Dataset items
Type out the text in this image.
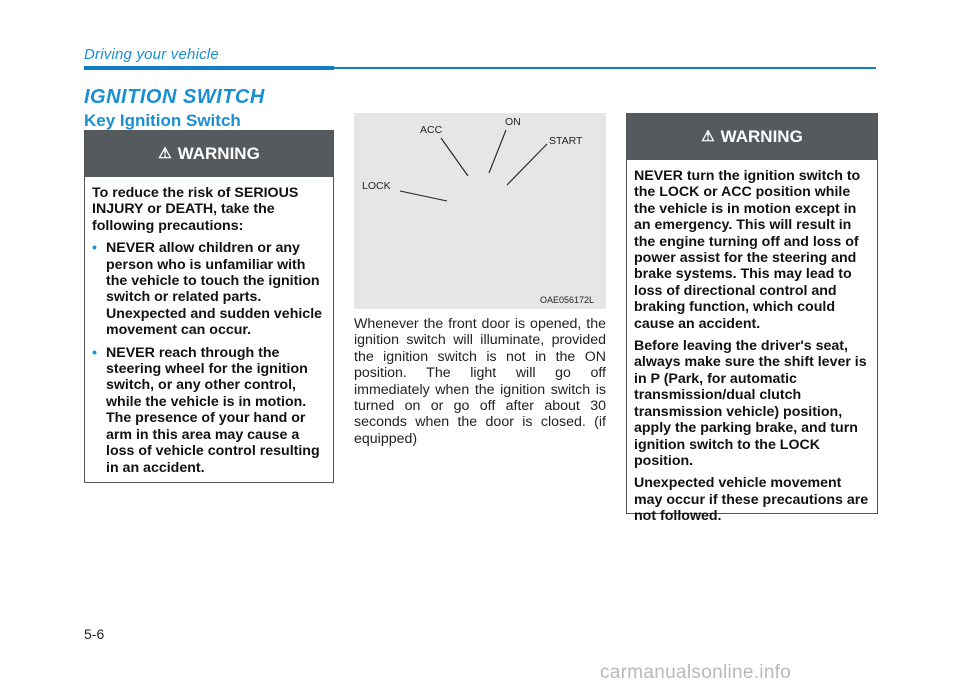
Driving your vehicle
IGNITION SWITCH
Key Ignition Switch
⚠ WARNING

To reduce the risk of SERIOUS INJURY or DEATH, take the following precautions:

• NEVER allow children or any person who is unfamiliar with the vehicle to touch the ignition switch or related parts. Unexpected and sudden vehicle movement can occur.
• NEVER reach through the steering wheel for the ignition switch, or any other control, while the vehicle is in motion. The presence of your hand or arm in this area may cause a loss of vehicle control resulting in an accident.
ACC
ON
START
LOCK
OAE056172L
Whenever the front door is opened, the ignition switch will illuminate, provided the ignition switch is not in the ON position. The light will go off immediately when the ignition switch is turned on or go off after about 30 seconds when the door is closed. (if equipped)
⚠ WARNING

NEVER turn the ignition switch to the LOCK or ACC position while the vehicle is in motion except in an emergency. This will result in the engine turning off and loss of power assist for the steering and brake systems. This may lead to loss of directional control and braking function, which could cause an accident.

Before leaving the driver's seat, always make sure the shift lever is in P (Park, for automatic transmission/dual clutch transmission vehicle) position, apply the parking brake, and turn ignition switch to the LOCK position.

Unexpected vehicle movement may occur if these precautions are not followed.

5-6
carmanualsonline.info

> [GOAL] Copy down every line of the entries containing the word "brake".

> [RESULT FOR THIS TASK]
NEVER turn the ignition switch to the LOCK or ACC position while the vehicle is in motion except in an emergency. This will result in the engine turning off and loss of power assist for the steering and brake systems. This may lead to loss of directional control and braking function, which could cause an accident.
Before leaving the driver's seat, always make sure the shift lever is in P (Park, for automatic transmission/dual clutch transmission vehicle) position, apply the parking brake, and turn ignition switch to the LOCK position.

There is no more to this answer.